**Description of the task**: Restate the whole listing exactly.

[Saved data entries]
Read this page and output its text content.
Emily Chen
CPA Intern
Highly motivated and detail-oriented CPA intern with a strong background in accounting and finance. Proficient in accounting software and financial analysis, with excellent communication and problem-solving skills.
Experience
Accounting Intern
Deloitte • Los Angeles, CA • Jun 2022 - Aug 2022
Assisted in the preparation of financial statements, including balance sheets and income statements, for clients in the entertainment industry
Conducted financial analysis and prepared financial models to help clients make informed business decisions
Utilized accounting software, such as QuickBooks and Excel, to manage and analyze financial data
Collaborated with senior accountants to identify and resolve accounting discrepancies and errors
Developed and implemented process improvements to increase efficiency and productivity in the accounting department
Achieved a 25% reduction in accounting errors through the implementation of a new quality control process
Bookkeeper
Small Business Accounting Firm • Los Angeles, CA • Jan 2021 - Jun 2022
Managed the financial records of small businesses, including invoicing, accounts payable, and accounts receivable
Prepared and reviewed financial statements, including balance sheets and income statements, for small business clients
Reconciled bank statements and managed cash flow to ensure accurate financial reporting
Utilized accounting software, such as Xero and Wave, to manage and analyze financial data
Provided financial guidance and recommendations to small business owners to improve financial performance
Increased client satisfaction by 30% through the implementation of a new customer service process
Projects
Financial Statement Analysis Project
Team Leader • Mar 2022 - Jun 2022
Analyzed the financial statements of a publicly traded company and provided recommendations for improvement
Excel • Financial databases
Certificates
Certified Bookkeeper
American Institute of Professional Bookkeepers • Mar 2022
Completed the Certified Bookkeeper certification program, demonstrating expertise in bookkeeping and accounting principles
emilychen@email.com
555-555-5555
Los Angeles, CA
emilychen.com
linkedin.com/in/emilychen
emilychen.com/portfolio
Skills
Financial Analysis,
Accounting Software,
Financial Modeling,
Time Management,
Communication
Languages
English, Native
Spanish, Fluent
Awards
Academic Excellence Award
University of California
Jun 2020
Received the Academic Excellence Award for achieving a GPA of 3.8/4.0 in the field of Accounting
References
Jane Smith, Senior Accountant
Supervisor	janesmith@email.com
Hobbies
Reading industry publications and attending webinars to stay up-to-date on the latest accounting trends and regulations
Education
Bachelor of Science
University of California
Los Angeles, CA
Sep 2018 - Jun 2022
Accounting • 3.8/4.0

**Output for this exercise**:
Read this page and output its text content.
Emily Chen
CPA Intern
Highly motivated and detail-oriented CPA intern with a strong background in accounting and finance. Proficient in accounting software and financial analysis, with excellent communication and problem-solving skills.
Experience
Accounting Intern
Deloitte • Los Angeles, CA • Jun 2022 - Aug 2022
Assisted in the preparation of financial statements, including balance sheets and income statements, for clients in the entertainment industry
Conducted financial analysis and prepared financial models to help clients make informed business decisions
Utilized accounting software, such as QuickBooks and Excel, to manage and analyze financial data
Collaborated with senior accountants to identify and resolve accounting discrepancies and errors
Developed and implemented process improvements to increase efficiency and productivity in the accounting department
Achieved a 25% reduction in accounting errors through the implementation of a new quality control process
Bookkeeper
Small Business Accounting Firm • Los Angeles, CA • Jan 2021 - Jun 2022
Managed the financial records of small businesses, including invoicing, accounts payable, and accounts receivable
Prepared and reviewed financial statements, including balance sheets and income statements, for small business clients
Reconciled bank statements and managed cash flow to ensure accurate financial reporting
Utilized accounting software, such as Xero and Wave, to manage and analyze financial data
Provided financial guidance and recommendations to small business owners to improve financial performance
Increased client satisfaction by 30% through the implementation of a new customer service process
Projects
Financial Statement Analysis Project
Team Leader • Mar 2022 - Jun 2022
Analyzed the financial statements of a publicly traded company and provided recommendations for improvement
Excel • Financial databases
Certificates
Certified Bookkeeper
American Institute of Professional Bookkeepers • Mar 2022
Completed the Certified Bookkeeper certification program, demonstrating expertise in bookkeeping and accounting principles
emilychen@email.com
555-555-5555
Los Angeles, CA
emilychen.com
linkedin.com/in/emilychen
emilychen.com/portfolio
Skills
Financial Analysis,
Accounting Software,
Financial Modeling,
Time Management,
Communication
Languages
English, Native
Spanish, Fluent
Awards
Academic Excellence Award
University of California
Jun 2020
Received the Academic Excellence Award for achieving a GPA of 3.8/4.0 in the field of Accounting
References
Jane Smith, Senior Accountant
Supervisor	janesmith@email.com
Hobbies
Reading industry publications and attending webinars to stay up-to-date on the latest accounting trends and regulations
Education
Bachelor of Science
University of California
Los Angeles, CA
Sep 2018 - Jun 2022
Accounting • 3.8/4.0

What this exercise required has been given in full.